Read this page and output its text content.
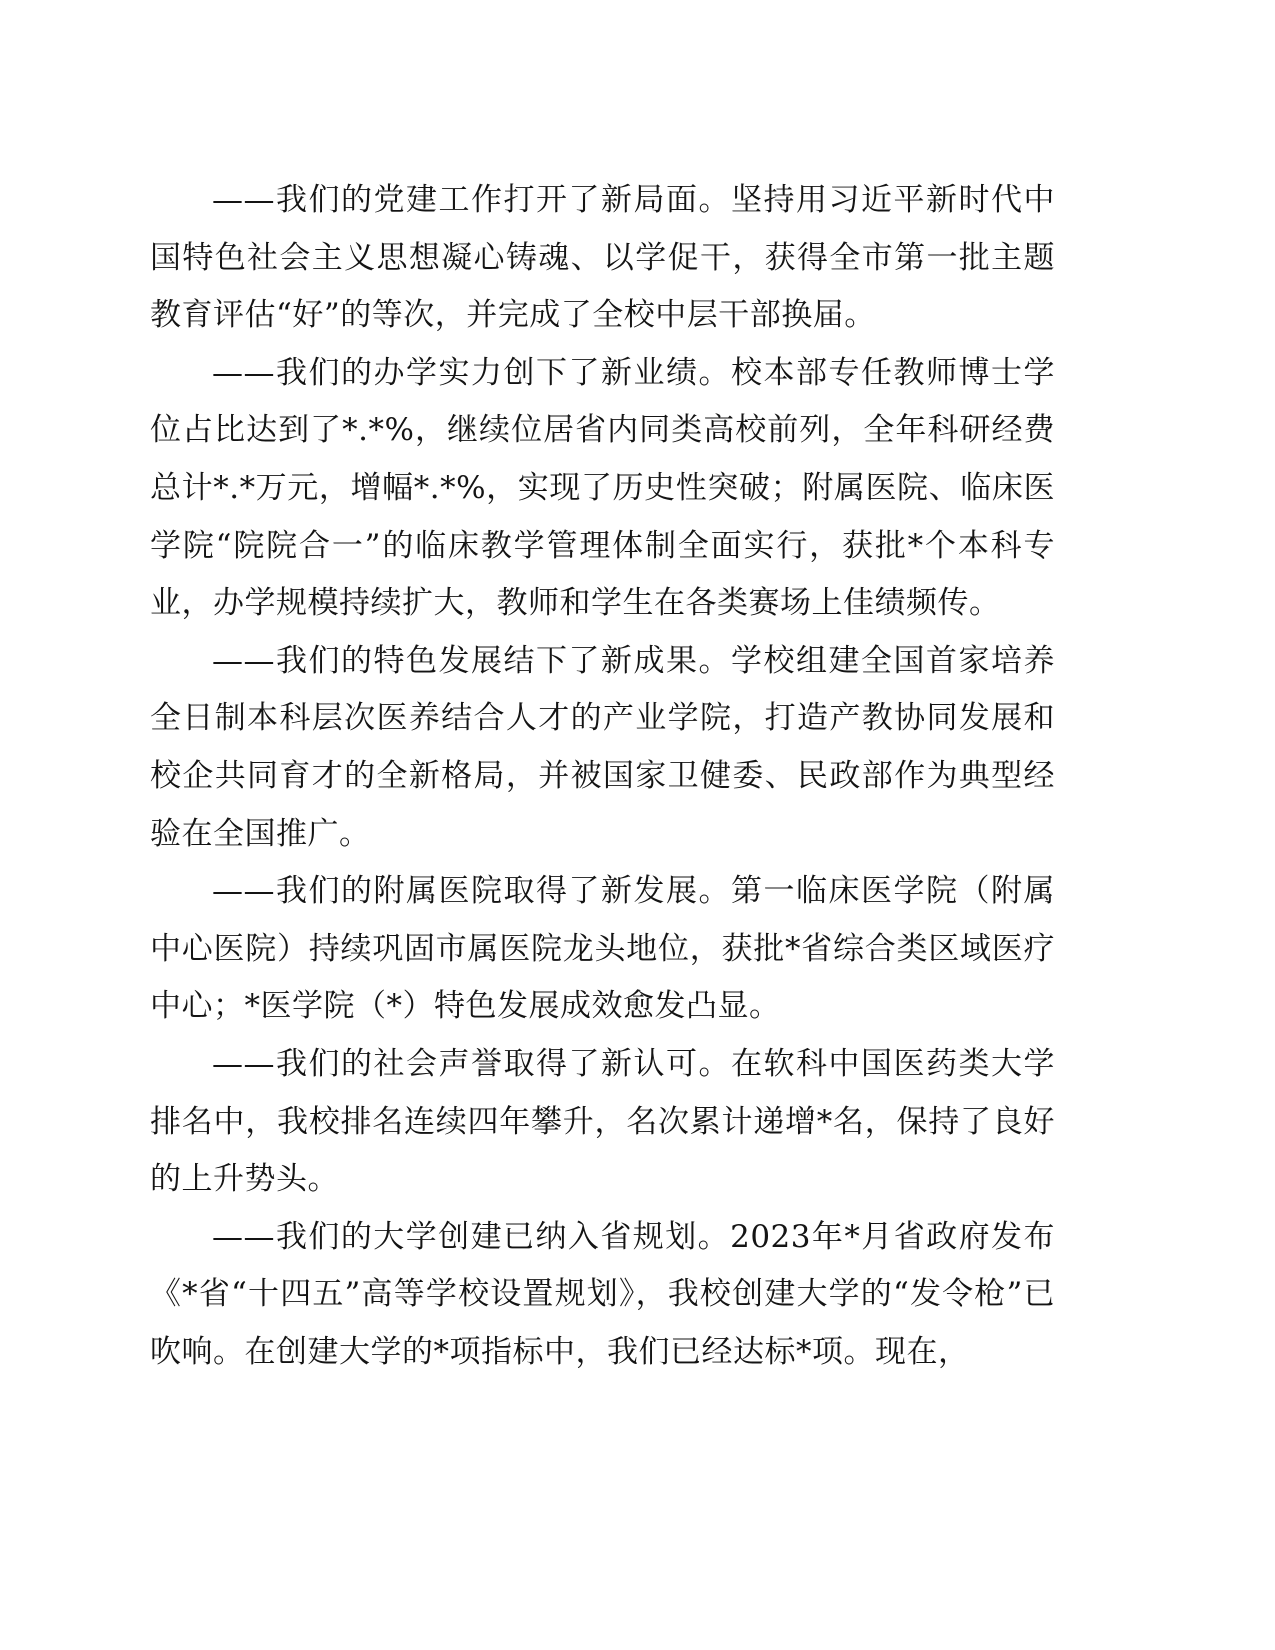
——我们的党建工作打开了新局面。坚持用习近平新时代中国特色社会主义思想凝心铸魂、以学促干，获得全市第一批主题教育评估“好”的等次，并完成了全校中层干部换届。

——我们的办学实力创下了新业绩。校本部专任教师博士学位占比达到了*.*%，继续位居省内同类高校前列，全年科研经费总计*.*万元，增幅*.*%，实现了历史性突破；附属医院、临床医学院“院院合一”的临床教学管理体制全面实行，获批*个本科专业，办学规模持续扩大，教师和学生在各类赛场上佳绩频传。

——我们的特色发展结下了新成果。学校组建全国首家培养全日制本科层次医养结合人才的产业学院，打造产教协同发展和校企共同育才的全新格局，并被国家卫健委、民政部作为典型经验在全国推广。

——我们的附属医院取得了新发展。第一临床医学院（附属中心医院）持续巩固市属医院龙头地位，获批*省综合类区域医疗中心；*医学院（*）特色发展成效愈发凸显。

——我们的社会声誉取得了新认可。在软科中国医药类大学排名中，我校排名连续四年攀升，名次累计递增*名，保持了良好的上升势头。

——我们的大学创建已纳入省规划。2023年*月省政府发布《*省“十四五”高等学校设置规划》，我校创建大学的“发令枪”已吹响。在创建大学的*项指标中，我们已经达标*项。现在，
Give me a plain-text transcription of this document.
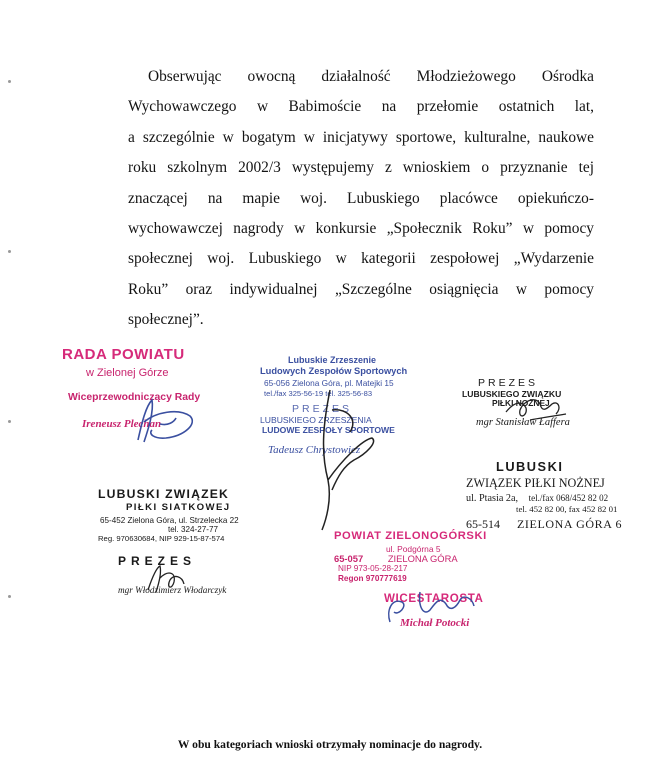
Obserwując owocną działalność Młodzieżowego Ośrodka
Wychowawczego w Babimoście na przełomie ostatnich lat,
a szczególnie w bogatym w inicjatywy sportowe, kulturalne, naukowe
roku szkolnym 2002/3 występujemy z wnioskiem o przyznanie tej
znaczącej na mapie woj. Lubuskiego placówce opiekuńczo-
wychowawczej nagrody w konkursie „Społecznik Roku” w pomocy
społecznej woj. Lubuskiego w kategorii zespołowej „Wydarzenie
Roku” oraz indywidualnej „Szczególne osiągnięcia w pomocy
społecznej”.
RADA POWIATU
w Zielonej Górze
Wiceprzewodniczący Rady
Ireneusz Plechan
Lubuskie Zrzeszenie
Ludowych Zespołów Sportowych
65-056 Zielona Góra, pl. Matejki 15
tel./fax 325-56-19 tel. 325-56-83
PREZES
LUBUSKIEGO ZRZESZENIA
LUDOWE ZESPOŁY SPORTOWE
Tadeusz Chrystowicz
PREZES
LUBUSKIEGO ZWIĄZKU
PIŁKI NOŻNEJ
mgr Stanisław Łaffera
LUBUSKI
ZWIĄZEK PIŁKI NOŻNEJ
ul. Ptasia 2a, tel./fax 068/452 82 02
tel. 452 82 00, fax 452 82 01
65-514 ZIELONA GÓRA 6
LUBUSKI ZWIĄZEK
PIŁKI SIATKOWEJ
65-452 Zielona Góra, ul. Strzelecka 22
tel. 324-27-77
Reg. 970630684, NIP 929-15-87-574
PREZES
mgr Włodzimierz Włodarczyk
POWIAT ZIELONOGÓRSKI
ul. Podgórna 5
65-057	ZIELONA GÓRA
NIP 973-05-28-217
Regon 970777619
WICESTAROSTA
Michał Potocki
W obu kategoriach wnioski otrzymały nominacje do nagrody.
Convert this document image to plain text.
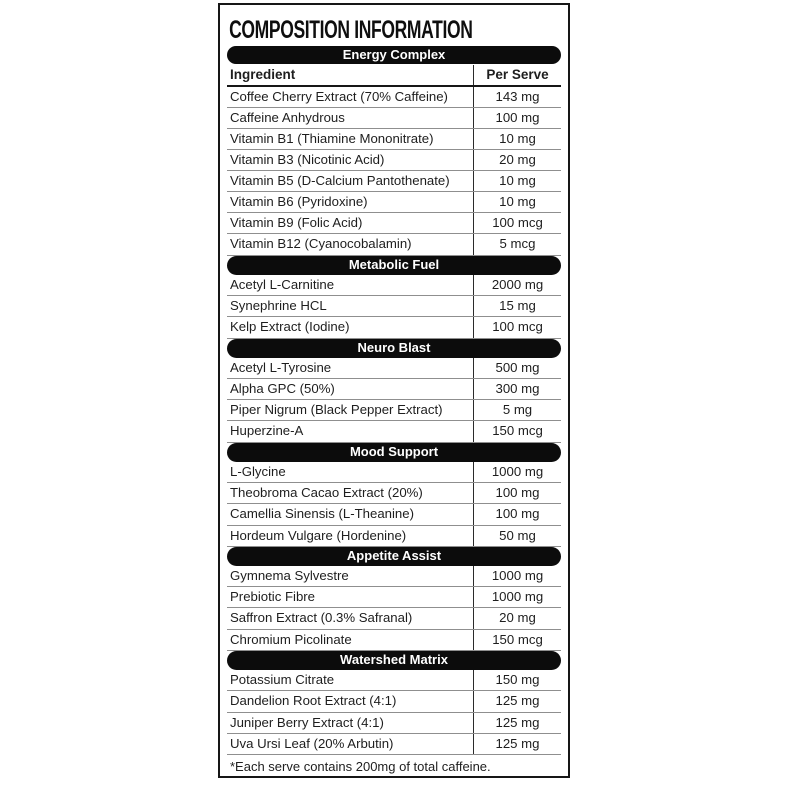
COMPOSITION INFORMATION
Energy Complex
Ingredient	Per Serve
Coffee Cherry Extract (70% Caffeine)	143 mg
Caffeine Anhydrous	100 mg
Vitamin B1 (Thiamine Mononitrate)	10 mg
Vitamin B3 (Nicotinic Acid)	20 mg
Vitamin B5 (D-Calcium Pantothenate)	10 mg
Vitamin B6 (Pyridoxine)	10 mg
Vitamin B9 (Folic Acid)	100 mcg
Vitamin B12 (Cyanocobalamin)	5 mcg
Metabolic Fuel
Acetyl L-Carnitine	2000 mg
Synephrine HCL	15 mg
Kelp Extract (Iodine)	100 mcg
Neuro Blast
Acetyl L-Tyrosine	500 mg
Alpha GPC (50%)	300 mg
Piper Nigrum (Black Pepper Extract)	5 mg
Huperzine-A	150 mcg
Mood Support
L-Glycine	1000 mg
Theobroma Cacao Extract (20%)	100 mg
Camellia Sinensis (L-Theanine)	100 mg
Hordeum Vulgare (Hordenine)	50 mg
Appetite Assist
Gymnema Sylvestre	1000 mg
Prebiotic Fibre	1000 mg
Saffron Extract (0.3% Safranal)	20 mg
Chromium Picolinate	150 mcg
Watershed Matrix
Potassium Citrate	150 mg
Dandelion Root Extract (4:1)	125 mg
Juniper Berry Extract (4:1)	125 mg
Uva Ursi Leaf (20% Arbutin)	125 mg
*Each serve contains 200mg of total caffeine.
#####
◆ Problem statement
Find how many lines in the material hold the word "Acid" and state that number alone.

◆ Task answer
2